## Given passage:
· · · · · · ·

The Portuguese star may not have won La Liga in 2016, but his form under new manager Zinedine Zidane after the new year helped Real Madrid end the season on a 12-match winning streak and a second-place finish, just one point behind Barcelona. Ronaldo may not have scored the most goals in La Liga, but he did finish second with 35.
And outside of that, Ronaldo won everything there was to win. In the Champions League final, he buried the final penalty kick as Real topped their cross-city rivals Atlético Madrid for the club’s 11th European title. He later parlayed that success to a recent win in the FIFA Club World Cup, where he scored two goals in extra time to win the final 4–2 over Kashima Antlers. He won the Ballon d’Or, taking the award for world’s best player back after a one-year stewardship by Messi.
But his crowning glory of 2016, the primary reason he’s on this list at all, came in a game where he had to come off injured after just 25 minutes. The Euro 2016 final wasn’t the prettiest of games, and after Ronaldo suffered knee ligament damage after a tackle from France’s Dimitri Payet of France, it was robbed of arguably its biggest star. But Ronaldo’s influence remained over the game, as the man once described by many as selfish and individualistic directed his teammates from the sideline with more excitability and urgency than even his own manager, all with a giant ice pack covering his knee.
And when it was all over, Ronaldo’s locker room speech to his teammates, coaches, and family radiated pure gratitude.
“This is the one that was missing,” he said that night in Paris.

· · · · · · ·

## Entries:
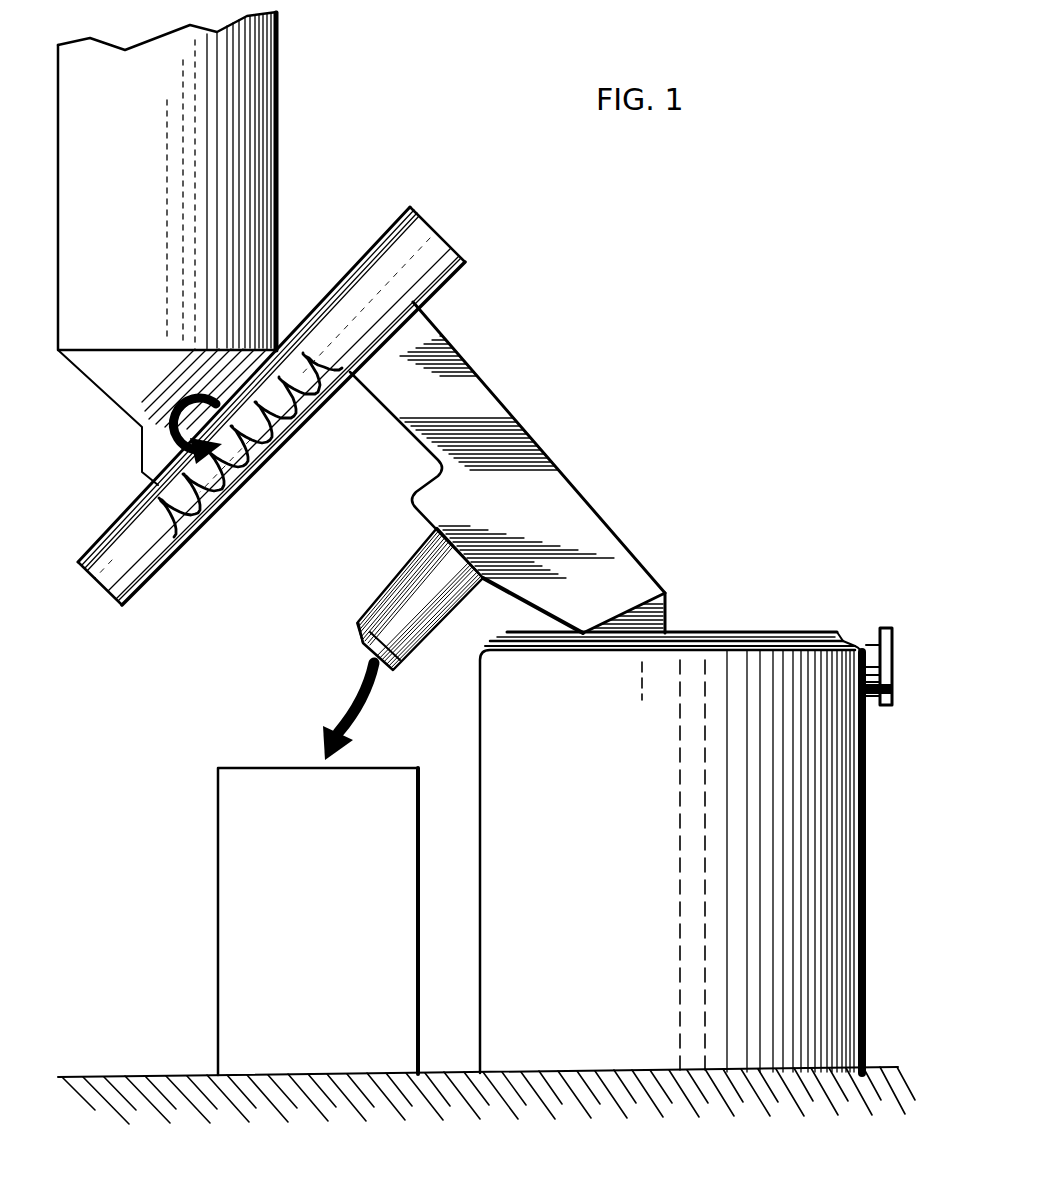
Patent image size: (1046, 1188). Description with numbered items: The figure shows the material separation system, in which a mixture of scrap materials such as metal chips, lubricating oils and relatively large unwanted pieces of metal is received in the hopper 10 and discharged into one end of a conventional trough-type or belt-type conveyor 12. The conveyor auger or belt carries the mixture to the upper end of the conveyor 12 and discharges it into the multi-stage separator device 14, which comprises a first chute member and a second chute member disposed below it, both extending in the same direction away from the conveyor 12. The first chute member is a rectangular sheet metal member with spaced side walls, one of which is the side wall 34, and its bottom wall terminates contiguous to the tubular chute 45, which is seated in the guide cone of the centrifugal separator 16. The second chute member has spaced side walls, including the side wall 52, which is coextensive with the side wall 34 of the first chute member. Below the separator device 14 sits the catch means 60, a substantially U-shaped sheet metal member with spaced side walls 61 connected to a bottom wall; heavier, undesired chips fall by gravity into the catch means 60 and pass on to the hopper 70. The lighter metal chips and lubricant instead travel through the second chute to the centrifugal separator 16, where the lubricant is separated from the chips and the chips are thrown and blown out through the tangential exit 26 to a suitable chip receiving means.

The hopper 10 is at (278, 117).
The conveyor 12 is at (356, 266).
The multi-stage separator device 14 is at (538, 440).
The side wall 34 is at (449, 360).
The tubular chute 45 is at (665, 618).
The side wall 52 is at (520, 583).
The catch means 60 is at (410, 655).
The side walls 61 is at (359, 636).
The centrifugal separator 16 is at (768, 632).
The tangential exit 26 is at (876, 640).
The hopper 70 is at (232, 858).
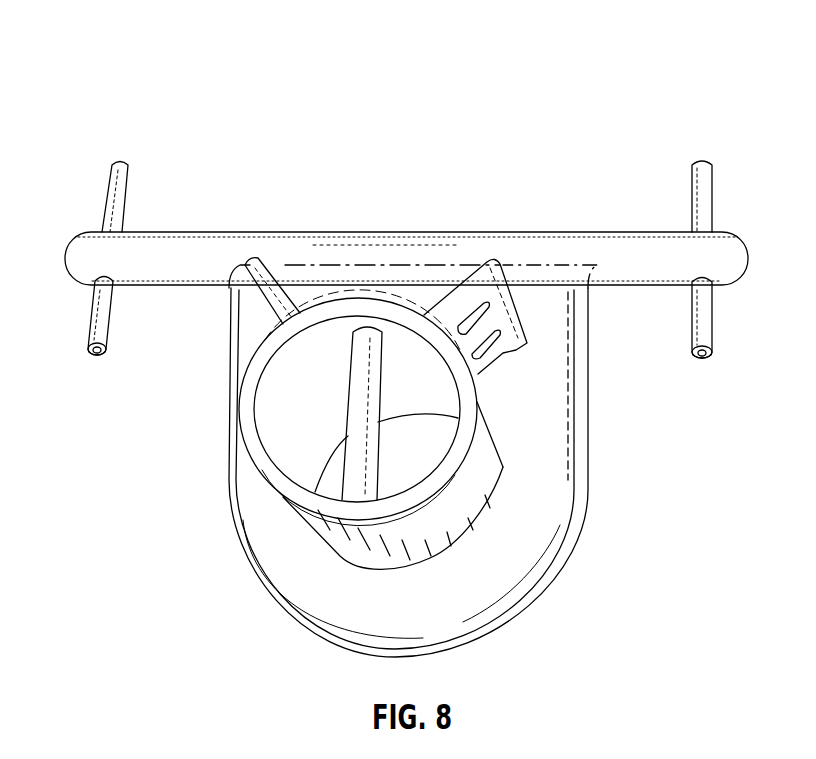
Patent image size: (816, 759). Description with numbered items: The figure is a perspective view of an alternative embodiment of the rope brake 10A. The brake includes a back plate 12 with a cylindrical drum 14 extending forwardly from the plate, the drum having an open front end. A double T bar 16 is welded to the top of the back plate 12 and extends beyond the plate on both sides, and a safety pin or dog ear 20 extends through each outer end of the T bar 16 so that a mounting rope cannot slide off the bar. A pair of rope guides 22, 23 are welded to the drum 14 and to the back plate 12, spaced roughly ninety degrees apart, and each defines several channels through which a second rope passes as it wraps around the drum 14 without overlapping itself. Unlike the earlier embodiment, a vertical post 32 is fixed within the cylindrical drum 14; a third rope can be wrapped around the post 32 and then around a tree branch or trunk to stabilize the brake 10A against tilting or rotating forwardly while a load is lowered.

The rope brake 10A is at (113, 60).
The back plate 12 is at (548, 464).
The cylindrical drum 14 is at (452, 507).
The double T bar 16 is at (395, 250).
The safety pin or dog ear 20 is at (118, 165).
The rope guide 22 is at (262, 300).
The rope guide 23 is at (513, 348).
The vertical post 32 is at (362, 415).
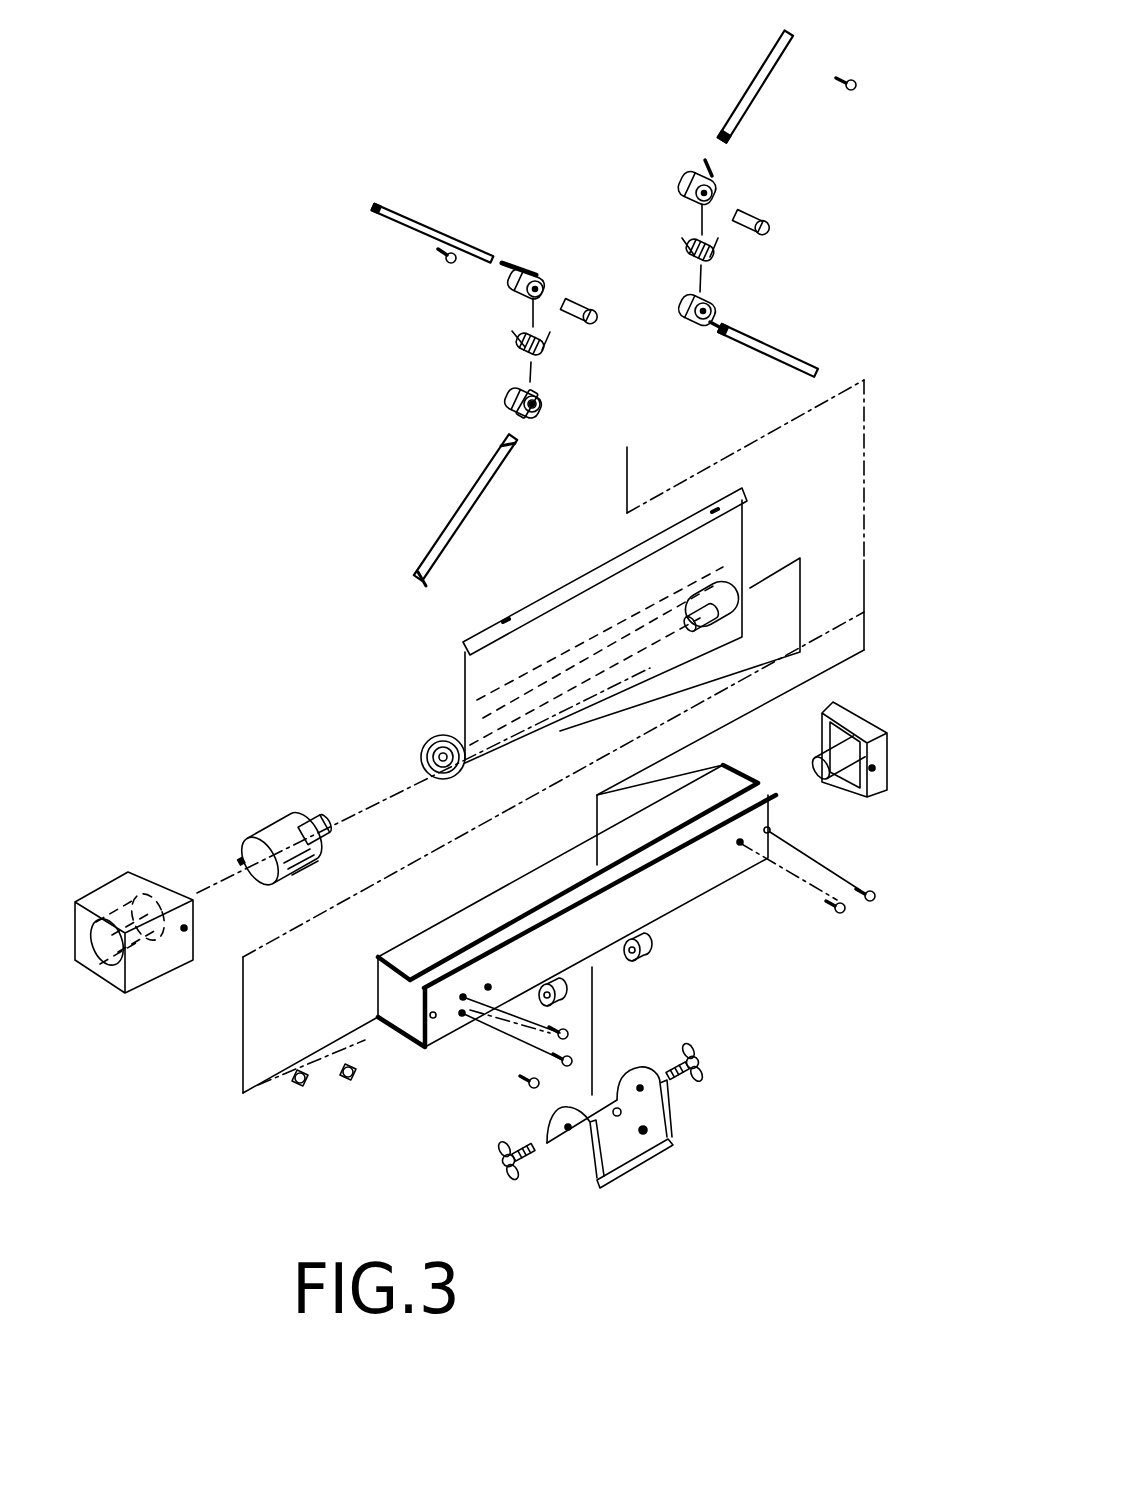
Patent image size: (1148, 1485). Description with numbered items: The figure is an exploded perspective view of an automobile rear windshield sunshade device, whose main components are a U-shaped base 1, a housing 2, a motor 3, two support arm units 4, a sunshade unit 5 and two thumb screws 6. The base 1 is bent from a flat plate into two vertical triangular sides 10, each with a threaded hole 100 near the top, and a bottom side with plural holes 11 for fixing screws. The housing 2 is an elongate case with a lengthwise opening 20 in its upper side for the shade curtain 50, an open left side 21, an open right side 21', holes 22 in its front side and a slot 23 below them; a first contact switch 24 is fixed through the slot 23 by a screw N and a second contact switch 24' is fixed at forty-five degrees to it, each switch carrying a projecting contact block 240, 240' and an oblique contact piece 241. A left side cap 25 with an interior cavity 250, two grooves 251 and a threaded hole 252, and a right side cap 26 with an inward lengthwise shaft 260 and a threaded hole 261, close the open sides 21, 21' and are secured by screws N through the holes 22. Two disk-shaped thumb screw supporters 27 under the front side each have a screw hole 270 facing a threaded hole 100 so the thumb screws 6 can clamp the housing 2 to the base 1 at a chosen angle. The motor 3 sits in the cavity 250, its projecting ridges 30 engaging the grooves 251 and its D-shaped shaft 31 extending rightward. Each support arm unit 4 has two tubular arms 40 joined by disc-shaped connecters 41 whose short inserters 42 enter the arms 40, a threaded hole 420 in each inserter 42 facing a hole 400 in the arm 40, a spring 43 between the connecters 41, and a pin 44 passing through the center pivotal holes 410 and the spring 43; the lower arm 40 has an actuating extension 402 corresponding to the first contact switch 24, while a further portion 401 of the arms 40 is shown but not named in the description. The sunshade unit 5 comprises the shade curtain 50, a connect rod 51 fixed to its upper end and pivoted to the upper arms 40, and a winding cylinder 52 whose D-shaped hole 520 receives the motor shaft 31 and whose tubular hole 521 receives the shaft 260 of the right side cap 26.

The U-shaped base 1 is at (673, 1166).
The vertical triangular side 10 is at (650, 1110).
The holes 11 is at (670, 1145).
The threaded hole 100 is at (575, 1130).
The housing 2 is at (715, 935).
The lengthwise opening 20 is at (541, 893).
The open left side 21 is at (337, 970).
The open right side 21' is at (770, 760).
The holes 22 is at (488, 987).
The slot 23 is at (462, 1013).
The first contact switch 24 is at (270, 1124).
The second contact switch 24' is at (357, 1123).
The projecting contact block 240 is at (238, 1119).
The projecting contact block 240' is at (393, 1116).
The contact piece 241 is at (300, 1075).
The left side cap 25 is at (148, 980).
The interior cavity 250 is at (110, 953).
The grooves 251 is at (152, 957).
The threaded hole 252 is at (185, 932).
The right side cap 26 is at (859, 739).
The lengthwise shaft 260 is at (820, 760).
The threaded hole 261 is at (880, 780).
The thumb screw supporter 27 is at (650, 955).
The screw hole 270 is at (633, 963).
The motor 3 is at (276, 811).
The projecting ridges 30 is at (752, 78).
The shaft 31 is at (305, 832).
The support arm unit 4 is at (652, 170).
The tubular arm 40 is at (417, 216).
The hole 400 is at (495, 258).
The rod end 401 is at (378, 220).
The actuating extension 402 is at (413, 575).
The disc-shaped connecter 41 is at (680, 297).
The center pivotal hole 410 is at (540, 408).
The short inserter 42 is at (528, 276).
The threaded hole 420 is at (505, 267).
The spring 43 is at (507, 348).
The pin 44 is at (600, 327).
The sunshade unit 5 is at (568, 628).
The shade curtain 50 is at (480, 672).
The connect rod 51 is at (557, 587).
The winding cylinder 52 is at (440, 728).
The D-shaped hole 520 is at (422, 757).
The tubular hole 521 is at (740, 583).
The thumb screw 6 is at (707, 1068).
The screw N is at (790, 43).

· · · · · · ·

## Things to do:
1) In the passage about Ronaldo's 2016, how many goals did he score in La Liga?
2) List every club or national team named in the passage about Ronaldo's 2016.

## Completed exercise:
1) 35

2) Real Madrid, Barcelona, Atlético Madrid, Kashima Antlers, France